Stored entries
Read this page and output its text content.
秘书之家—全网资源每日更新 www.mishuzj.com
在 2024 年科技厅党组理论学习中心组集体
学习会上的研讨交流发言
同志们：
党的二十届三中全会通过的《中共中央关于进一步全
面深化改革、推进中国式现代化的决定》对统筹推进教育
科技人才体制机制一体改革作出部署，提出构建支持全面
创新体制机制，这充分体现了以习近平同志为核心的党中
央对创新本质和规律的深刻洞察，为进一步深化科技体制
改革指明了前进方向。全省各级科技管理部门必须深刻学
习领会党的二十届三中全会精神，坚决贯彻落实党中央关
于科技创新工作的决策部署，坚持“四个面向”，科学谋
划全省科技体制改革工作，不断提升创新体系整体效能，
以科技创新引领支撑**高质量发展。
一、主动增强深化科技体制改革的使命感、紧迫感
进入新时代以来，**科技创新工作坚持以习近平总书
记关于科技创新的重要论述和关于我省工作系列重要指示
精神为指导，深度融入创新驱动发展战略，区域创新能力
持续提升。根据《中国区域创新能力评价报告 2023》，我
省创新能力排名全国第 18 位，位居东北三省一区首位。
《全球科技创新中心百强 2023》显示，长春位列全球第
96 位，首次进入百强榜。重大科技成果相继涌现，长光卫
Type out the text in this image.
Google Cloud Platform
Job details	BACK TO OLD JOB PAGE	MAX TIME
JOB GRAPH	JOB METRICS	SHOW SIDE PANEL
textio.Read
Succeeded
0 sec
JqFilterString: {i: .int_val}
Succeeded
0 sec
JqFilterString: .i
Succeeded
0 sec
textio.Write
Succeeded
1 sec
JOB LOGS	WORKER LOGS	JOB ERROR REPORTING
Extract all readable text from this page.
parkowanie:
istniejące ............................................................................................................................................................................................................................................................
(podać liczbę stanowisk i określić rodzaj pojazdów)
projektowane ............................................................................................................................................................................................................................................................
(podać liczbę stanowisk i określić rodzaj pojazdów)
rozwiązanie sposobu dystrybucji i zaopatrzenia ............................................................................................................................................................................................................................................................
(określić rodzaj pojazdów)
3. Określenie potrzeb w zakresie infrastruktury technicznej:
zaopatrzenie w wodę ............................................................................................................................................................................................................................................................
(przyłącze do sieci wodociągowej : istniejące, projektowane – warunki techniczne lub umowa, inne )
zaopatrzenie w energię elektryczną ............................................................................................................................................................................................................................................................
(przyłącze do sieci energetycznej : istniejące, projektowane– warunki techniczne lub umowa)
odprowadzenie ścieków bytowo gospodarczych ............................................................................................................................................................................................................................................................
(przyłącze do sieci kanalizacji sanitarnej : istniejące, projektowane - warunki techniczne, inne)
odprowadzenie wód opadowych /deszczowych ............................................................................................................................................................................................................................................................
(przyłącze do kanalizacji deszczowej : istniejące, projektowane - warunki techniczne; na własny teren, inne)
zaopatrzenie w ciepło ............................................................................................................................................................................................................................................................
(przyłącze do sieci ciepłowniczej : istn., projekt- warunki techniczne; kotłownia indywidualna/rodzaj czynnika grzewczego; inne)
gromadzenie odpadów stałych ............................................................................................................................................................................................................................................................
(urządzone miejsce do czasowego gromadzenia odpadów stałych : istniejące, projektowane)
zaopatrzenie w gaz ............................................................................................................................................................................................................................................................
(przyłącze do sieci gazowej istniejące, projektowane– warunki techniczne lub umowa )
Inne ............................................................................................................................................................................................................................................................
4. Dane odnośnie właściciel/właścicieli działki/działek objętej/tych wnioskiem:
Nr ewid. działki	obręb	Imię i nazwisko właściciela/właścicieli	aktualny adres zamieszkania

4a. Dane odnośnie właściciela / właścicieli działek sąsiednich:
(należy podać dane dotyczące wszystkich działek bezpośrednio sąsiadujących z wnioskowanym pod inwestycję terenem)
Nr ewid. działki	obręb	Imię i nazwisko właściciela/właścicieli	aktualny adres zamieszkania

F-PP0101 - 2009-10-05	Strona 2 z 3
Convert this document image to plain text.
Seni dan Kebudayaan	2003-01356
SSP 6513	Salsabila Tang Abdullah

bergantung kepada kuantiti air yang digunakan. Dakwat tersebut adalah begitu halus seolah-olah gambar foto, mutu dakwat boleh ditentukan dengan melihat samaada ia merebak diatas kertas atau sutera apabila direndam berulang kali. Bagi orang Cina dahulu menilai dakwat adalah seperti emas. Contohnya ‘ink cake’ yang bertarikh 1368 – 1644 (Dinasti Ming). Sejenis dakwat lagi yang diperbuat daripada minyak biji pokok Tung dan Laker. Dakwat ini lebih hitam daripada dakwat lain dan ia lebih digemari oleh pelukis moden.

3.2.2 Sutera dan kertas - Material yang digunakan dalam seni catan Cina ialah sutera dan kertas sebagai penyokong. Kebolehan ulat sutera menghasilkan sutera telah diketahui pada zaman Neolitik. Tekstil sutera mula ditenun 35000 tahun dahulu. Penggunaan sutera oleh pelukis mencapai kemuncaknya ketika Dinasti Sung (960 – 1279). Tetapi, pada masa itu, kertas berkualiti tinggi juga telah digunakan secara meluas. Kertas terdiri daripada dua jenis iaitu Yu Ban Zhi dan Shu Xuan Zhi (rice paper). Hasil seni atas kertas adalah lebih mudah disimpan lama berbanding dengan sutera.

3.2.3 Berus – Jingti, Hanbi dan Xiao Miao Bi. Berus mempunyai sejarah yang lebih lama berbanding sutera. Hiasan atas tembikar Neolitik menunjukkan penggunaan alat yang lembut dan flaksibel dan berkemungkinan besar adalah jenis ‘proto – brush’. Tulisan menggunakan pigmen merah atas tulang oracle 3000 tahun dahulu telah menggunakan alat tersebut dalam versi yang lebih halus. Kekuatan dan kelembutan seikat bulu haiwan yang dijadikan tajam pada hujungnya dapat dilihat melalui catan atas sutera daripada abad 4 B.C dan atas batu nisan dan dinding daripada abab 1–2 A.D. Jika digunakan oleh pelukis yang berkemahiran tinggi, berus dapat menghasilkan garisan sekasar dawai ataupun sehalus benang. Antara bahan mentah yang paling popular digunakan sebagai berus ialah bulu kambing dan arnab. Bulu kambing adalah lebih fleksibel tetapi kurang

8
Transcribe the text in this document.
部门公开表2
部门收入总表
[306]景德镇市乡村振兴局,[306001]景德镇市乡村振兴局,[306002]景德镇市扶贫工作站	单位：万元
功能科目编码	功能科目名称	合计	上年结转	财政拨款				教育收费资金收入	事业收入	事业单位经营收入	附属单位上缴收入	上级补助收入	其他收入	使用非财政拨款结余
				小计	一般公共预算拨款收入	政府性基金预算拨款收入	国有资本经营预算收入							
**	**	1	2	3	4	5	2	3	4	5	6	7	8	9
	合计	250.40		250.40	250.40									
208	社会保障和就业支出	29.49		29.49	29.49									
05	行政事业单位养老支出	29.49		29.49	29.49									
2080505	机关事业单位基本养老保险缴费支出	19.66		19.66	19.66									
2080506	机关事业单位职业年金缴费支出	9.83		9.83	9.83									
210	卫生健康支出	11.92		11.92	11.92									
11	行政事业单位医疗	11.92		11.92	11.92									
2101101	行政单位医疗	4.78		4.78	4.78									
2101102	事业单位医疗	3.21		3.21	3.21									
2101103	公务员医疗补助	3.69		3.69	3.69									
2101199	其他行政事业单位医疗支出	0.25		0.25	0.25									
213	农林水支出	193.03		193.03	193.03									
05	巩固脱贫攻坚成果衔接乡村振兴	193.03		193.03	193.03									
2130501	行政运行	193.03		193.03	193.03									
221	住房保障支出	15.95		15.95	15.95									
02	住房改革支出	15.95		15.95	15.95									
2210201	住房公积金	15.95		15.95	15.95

Aim of the task: Give all the entries again exactly; leave none out.

Exercise output:
Read this page and output its text content.
秘书之家—全网资源每日更新 www.mishuzj.com
在 2024 年科技厅党组理论学习中心组集体
学习会上的研讨交流发言
同志们：
党的二十届三中全会通过的《中共中央关于进一步全
面深化改革、推进中国式现代化的决定》对统筹推进教育
科技人才体制机制一体改革作出部署，提出构建支持全面
创新体制机制，这充分体现了以习近平同志为核心的党中
央对创新本质和规律的深刻洞察，为进一步深化科技体制
改革指明了前进方向。全省各级科技管理部门必须深刻学
习领会党的二十届三中全会精神，坚决贯彻落实党中央关
于科技创新工作的决策部署，坚持“四个面向”，科学谋
划全省科技体制改革工作，不断提升创新体系整体效能，
以科技创新引领支撑**高质量发展。
一、主动增强深化科技体制改革的使命感、紧迫感
进入新时代以来，**科技创新工作坚持以习近平总书
记关于科技创新的重要论述和关于我省工作系列重要指示
精神为指导，深度融入创新驱动发展战略，区域创新能力
持续提升。根据《中国区域创新能力评价报告 2023》，我
省创新能力排名全国第 18 位，位居东北三省一区首位。
《全球科技创新中心百强 2023》显示，长春位列全球第
96 位，首次进入百强榜。重大科技成果相继涌现，长光卫
Type out the text in this image.
Google Cloud Platform
Job details	BACK TO OLD JOB PAGE	MAX TIME
JOB GRAPH	JOB METRICS	SHOW SIDE PANEL
textio.Read
Succeeded
0 sec
JqFilterString: {i: .int_val}
Succeeded
0 sec
JqFilterString: .i
Succeeded
0 sec
textio.Write
Succeeded
1 sec
JOB LOGS	WORKER LOGS	JOB ERROR REPORTING
Extract all readable text from this page.
parkowanie:
istniejące ............................................................................................................................................................................................................................................................
(podać liczbę stanowisk i określić rodzaj pojazdów)
projektowane ............................................................................................................................................................................................................................................................
(podać liczbę stanowisk i określić rodzaj pojazdów)
rozwiązanie sposobu dystrybucji i zaopatrzenia ............................................................................................................................................................................................................................................................
(określić rodzaj pojazdów)
3. Określenie potrzeb w zakresie infrastruktury technicznej:
zaopatrzenie w wodę ............................................................................................................................................................................................................................................................
(przyłącze do sieci wodociągowej : istniejące, projektowane – warunki techniczne lub umowa, inne )
zaopatrzenie w energię elektryczną ............................................................................................................................................................................................................................................................
(przyłącze do sieci energetycznej : istniejące, projektowane– warunki techniczne lub umowa)
odprowadzenie ścieków bytowo gospodarczych ............................................................................................................................................................................................................................................................
(przyłącze do sieci kanalizacji sanitarnej : istniejące, projektowane - warunki techniczne, inne)
odprowadzenie wód opadowych /deszczowych ............................................................................................................................................................................................................................................................
(przyłącze do kanalizacji deszczowej : istniejące, projektowane - warunki techniczne; na własny teren, inne)
zaopatrzenie w ciepło ............................................................................................................................................................................................................................................................
(przyłącze do sieci ciepłowniczej : istn., projekt- warunki techniczne; kotłownia indywidualna/rodzaj czynnika grzewczego; inne)
gromadzenie odpadów stałych ............................................................................................................................................................................................................................................................
(urządzone miejsce do czasowego gromadzenia odpadów stałych : istniejące, projektowane)
zaopatrzenie w gaz ............................................................................................................................................................................................................................................................
(przyłącze do sieci gazowej istniejące, projektowane– warunki techniczne lub umowa )
Inne ............................................................................................................................................................................................................................................................
4. Dane odnośnie właściciel/właścicieli działki/działek objętej/tych wnioskiem:
Nr ewid. działki	obręb	Imię i nazwisko właściciela/właścicieli	aktualny adres zamieszkania

4a. Dane odnośnie właściciela / właścicieli działek sąsiednich:
(należy podać dane dotyczące wszystkich działek bezpośrednio sąsiadujących z wnioskowanym pod inwestycję terenem)
Nr ewid. działki	obręb	Imię i nazwisko właściciela/właścicieli	aktualny adres zamieszkania

F-PP0101 - 2009-10-05	Strona 2 z 3
Convert this document image to plain text.
Seni dan Kebudayaan	2003-01356
SSP 6513	Salsabila Tang Abdullah

bergantung kepada kuantiti air yang digunakan. Dakwat tersebut adalah begitu halus seolah-olah gambar foto, mutu dakwat boleh ditentukan dengan melihat samaada ia merebak diatas kertas atau sutera apabila direndam berulang kali. Bagi orang Cina dahulu menilai dakwat adalah seperti emas. Contohnya ‘ink cake’ yang bertarikh 1368 – 1644 (Dinasti Ming). Sejenis dakwat lagi yang diperbuat daripada minyak biji pokok Tung dan Laker. Dakwat ini lebih hitam daripada dakwat lain dan ia lebih digemari oleh pelukis moden.

3.2.2 Sutera dan kertas - Material yang digunakan dalam seni catan Cina ialah sutera dan kertas sebagai penyokong. Kebolehan ulat sutera menghasilkan sutera telah diketahui pada zaman Neolitik. Tekstil sutera mula ditenun 35000 tahun dahulu. Penggunaan sutera oleh pelukis mencapai kemuncaknya ketika Dinasti Sung (960 – 1279). Tetapi, pada masa itu, kertas berkualiti tinggi juga telah digunakan secara meluas. Kertas terdiri daripada dua jenis iaitu Yu Ban Zhi dan Shu Xuan Zhi (rice paper). Hasil seni atas kertas adalah lebih mudah disimpan lama berbanding dengan sutera.

3.2.3 Berus – Jingti, Hanbi dan Xiao Miao Bi. Berus mempunyai sejarah yang lebih lama berbanding sutera. Hiasan atas tembikar Neolitik menunjukkan penggunaan alat yang lembut dan flaksibel dan berkemungkinan besar adalah jenis ‘proto – brush’. Tulisan menggunakan pigmen merah atas tulang oracle 3000 tahun dahulu telah menggunakan alat tersebut dalam versi yang lebih halus. Kekuatan dan kelembutan seikat bulu haiwan yang dijadikan tajam pada hujungnya dapat dilihat melalui catan atas sutera daripada abad 4 B.C dan atas batu nisan dan dinding daripada abab 1–2 A.D. Jika digunakan oleh pelukis yang berkemahiran tinggi, berus dapat menghasilkan garisan sekasar dawai ataupun sehalus benang. Antara bahan mentah yang paling popular digunakan sebagai berus ialah bulu kambing dan arnab. Bulu kambing adalah lebih fleksibel tetapi kurang

8
Transcribe the text in this document.
部门公开表2
部门收入总表
[306]景德镇市乡村振兴局,[306001]景德镇市乡村振兴局,[306002]景德镇市扶贫工作站	单位：万元
功能科目编码	功能科目名称	合计	上年结转	财政拨款				教育收费资金收入	事业收入	事业单位经营收入	附属单位上缴收入	上级补助收入	其他收入	使用非财政拨款结余
				小计	一般公共预算拨款收入	政府性基金预算拨款收入	国有资本经营预算收入							
**	**	1	2	3	4	5	2	3	4	5	6	7	8	9
	合计	250.40		250.40	250.40									
208	社会保障和就业支出	29.49		29.49	29.49									
05	行政事业单位养老支出	29.49		29.49	29.49									
2080505	机关事业单位基本养老保险缴费支出	19.66		19.66	19.66									
2080506	机关事业单位职业年金缴费支出	9.83		9.83	9.83									
210	卫生健康支出	11.92		11.92	11.92									
11	行政事业单位医疗	11.92		11.92	11.92									
2101101	行政单位医疗	4.78		4.78	4.78									
2101102	事业单位医疗	3.21		3.21	3.21									
2101103	公务员医疗补助	3.69		3.69	3.69									
2101199	其他行政事业单位医疗支出	0.25		0.25	0.25									
213	农林水支出	193.03		193.03	193.03									
05	巩固脱贫攻坚成果衔接乡村振兴	193.03		193.03	193.03									
2130501	行政运行	193.03		193.03	193.03									
221	住房保障支出	15.95		15.95	15.95									
02	住房改革支出	15.95		15.95	15.95									
2210201	住房公积金	15.95		15.95	15.95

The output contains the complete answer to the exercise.